**PROBLEM DETAILS:** Return the lines where the word "ffffff" occurs.

**TASK INPUTS:**
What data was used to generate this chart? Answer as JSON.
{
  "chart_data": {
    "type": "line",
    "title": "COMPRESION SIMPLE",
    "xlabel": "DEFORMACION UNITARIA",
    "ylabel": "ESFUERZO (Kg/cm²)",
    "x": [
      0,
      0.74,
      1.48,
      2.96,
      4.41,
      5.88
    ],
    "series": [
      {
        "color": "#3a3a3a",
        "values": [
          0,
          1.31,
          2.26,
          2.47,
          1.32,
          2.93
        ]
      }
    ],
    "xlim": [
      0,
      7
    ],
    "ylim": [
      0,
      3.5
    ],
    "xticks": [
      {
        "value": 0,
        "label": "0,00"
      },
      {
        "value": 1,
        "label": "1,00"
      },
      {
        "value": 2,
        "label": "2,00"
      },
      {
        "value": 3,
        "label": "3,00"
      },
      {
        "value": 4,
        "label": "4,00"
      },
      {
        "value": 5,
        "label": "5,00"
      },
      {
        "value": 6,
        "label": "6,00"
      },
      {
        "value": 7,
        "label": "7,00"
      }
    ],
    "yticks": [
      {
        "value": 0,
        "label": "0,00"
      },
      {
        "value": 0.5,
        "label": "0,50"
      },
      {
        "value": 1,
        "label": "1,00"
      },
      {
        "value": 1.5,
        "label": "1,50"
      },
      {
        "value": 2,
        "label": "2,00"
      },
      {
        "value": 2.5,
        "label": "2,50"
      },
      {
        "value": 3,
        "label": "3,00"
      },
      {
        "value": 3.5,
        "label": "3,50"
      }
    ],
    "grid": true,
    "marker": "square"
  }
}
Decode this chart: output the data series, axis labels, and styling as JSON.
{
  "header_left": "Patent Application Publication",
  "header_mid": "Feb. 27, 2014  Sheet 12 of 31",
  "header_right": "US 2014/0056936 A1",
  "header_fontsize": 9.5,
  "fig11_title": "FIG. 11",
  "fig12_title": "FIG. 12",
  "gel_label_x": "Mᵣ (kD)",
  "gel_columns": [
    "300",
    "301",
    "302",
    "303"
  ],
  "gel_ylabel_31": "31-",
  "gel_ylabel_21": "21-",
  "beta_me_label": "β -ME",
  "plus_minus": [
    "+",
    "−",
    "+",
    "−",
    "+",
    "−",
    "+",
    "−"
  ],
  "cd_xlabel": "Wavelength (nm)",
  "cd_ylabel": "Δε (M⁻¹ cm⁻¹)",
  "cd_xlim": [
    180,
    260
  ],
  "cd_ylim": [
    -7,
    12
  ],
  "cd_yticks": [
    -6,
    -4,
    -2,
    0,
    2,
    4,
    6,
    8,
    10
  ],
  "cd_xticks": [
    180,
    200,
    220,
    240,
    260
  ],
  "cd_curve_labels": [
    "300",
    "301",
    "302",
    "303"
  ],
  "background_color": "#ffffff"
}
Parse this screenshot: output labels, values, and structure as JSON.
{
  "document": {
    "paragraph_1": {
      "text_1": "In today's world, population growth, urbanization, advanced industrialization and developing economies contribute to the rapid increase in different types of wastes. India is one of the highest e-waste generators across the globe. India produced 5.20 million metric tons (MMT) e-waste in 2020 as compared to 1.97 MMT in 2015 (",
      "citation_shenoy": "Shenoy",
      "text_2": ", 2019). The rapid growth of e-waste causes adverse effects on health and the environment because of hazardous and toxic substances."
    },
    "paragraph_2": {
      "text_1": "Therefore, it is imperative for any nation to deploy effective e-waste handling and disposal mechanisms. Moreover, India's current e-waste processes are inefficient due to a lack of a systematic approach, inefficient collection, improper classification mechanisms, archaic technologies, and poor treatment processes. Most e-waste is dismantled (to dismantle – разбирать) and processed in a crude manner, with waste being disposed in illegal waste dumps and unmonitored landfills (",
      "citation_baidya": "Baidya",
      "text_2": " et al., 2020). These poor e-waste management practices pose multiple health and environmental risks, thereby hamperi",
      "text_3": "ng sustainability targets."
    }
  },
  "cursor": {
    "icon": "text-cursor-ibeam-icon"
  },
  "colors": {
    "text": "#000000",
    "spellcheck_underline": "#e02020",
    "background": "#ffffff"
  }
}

**THE OUTPUT:**
  "background_color": "#ffffff"
    "background": "#ffffff"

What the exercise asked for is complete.